Aim of the exercise: Some lines below may hold the string "administrator". Count them and give only the total.

Listed records:

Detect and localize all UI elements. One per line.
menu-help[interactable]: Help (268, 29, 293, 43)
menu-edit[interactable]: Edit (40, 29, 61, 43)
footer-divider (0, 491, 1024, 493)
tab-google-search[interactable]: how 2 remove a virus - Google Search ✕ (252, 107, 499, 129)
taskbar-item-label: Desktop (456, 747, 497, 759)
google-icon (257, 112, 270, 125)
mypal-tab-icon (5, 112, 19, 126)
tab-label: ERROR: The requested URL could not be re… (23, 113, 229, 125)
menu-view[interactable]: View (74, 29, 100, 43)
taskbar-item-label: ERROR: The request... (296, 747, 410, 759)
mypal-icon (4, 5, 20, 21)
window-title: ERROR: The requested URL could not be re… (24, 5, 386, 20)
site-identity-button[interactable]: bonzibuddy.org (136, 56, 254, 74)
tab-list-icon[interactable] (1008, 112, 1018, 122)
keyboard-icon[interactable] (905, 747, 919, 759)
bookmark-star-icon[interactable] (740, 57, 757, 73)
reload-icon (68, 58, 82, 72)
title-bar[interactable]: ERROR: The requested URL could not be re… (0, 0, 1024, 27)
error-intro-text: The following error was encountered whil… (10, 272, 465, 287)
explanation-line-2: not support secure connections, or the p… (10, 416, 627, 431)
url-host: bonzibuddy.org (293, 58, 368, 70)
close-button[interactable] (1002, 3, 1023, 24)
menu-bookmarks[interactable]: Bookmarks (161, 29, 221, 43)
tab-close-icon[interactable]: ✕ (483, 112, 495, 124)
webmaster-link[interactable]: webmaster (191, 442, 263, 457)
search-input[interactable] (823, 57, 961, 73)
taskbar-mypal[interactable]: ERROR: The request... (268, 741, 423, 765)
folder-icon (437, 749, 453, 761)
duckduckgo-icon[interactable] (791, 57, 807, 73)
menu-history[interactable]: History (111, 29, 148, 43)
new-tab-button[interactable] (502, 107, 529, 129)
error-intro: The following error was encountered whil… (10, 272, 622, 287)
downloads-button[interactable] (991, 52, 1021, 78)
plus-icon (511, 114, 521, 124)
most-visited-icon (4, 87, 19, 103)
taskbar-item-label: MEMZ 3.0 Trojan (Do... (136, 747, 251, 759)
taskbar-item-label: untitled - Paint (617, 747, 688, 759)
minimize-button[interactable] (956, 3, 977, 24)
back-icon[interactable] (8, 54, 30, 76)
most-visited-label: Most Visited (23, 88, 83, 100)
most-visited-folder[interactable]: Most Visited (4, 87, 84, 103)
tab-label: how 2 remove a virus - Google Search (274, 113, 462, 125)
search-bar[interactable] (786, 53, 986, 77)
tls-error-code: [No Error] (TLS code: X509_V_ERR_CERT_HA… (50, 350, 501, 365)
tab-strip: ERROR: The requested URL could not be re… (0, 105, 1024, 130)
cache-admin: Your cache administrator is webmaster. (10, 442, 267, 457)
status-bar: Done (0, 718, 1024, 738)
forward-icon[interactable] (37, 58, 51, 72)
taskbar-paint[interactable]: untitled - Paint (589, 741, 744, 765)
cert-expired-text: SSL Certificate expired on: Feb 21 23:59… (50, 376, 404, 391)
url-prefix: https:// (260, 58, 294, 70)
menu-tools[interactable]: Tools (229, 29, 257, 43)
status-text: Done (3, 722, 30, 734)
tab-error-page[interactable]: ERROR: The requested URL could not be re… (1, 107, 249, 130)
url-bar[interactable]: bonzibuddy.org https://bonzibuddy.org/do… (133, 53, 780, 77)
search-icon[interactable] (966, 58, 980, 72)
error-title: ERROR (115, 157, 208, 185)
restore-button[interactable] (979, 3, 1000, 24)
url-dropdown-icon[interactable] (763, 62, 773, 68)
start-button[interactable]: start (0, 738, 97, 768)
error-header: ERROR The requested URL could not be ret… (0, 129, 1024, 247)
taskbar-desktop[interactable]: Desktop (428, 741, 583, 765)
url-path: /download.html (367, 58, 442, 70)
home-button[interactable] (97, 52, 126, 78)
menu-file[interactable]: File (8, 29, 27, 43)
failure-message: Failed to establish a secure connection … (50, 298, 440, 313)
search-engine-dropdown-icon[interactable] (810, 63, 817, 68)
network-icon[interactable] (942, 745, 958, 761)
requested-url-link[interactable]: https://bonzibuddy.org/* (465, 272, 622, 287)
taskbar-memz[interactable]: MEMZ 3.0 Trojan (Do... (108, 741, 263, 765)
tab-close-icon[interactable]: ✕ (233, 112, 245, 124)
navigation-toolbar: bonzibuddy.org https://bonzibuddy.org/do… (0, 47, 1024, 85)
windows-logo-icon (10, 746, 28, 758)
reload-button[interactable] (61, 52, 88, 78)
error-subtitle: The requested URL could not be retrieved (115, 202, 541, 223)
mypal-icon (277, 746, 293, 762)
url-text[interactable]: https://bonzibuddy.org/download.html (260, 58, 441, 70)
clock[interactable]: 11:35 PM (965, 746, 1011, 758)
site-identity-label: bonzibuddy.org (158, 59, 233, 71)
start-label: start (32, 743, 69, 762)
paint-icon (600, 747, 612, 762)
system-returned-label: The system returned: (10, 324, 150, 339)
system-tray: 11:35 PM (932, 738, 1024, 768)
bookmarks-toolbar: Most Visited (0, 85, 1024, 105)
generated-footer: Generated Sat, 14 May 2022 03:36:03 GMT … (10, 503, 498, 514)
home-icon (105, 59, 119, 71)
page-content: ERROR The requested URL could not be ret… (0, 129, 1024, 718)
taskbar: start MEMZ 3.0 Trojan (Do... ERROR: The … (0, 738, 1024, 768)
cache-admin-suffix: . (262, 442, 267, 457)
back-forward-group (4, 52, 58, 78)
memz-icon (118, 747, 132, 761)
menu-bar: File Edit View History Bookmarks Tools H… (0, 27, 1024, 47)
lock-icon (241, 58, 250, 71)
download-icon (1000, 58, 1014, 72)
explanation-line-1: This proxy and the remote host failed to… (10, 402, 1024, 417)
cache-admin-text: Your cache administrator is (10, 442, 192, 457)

Reply to the task: 2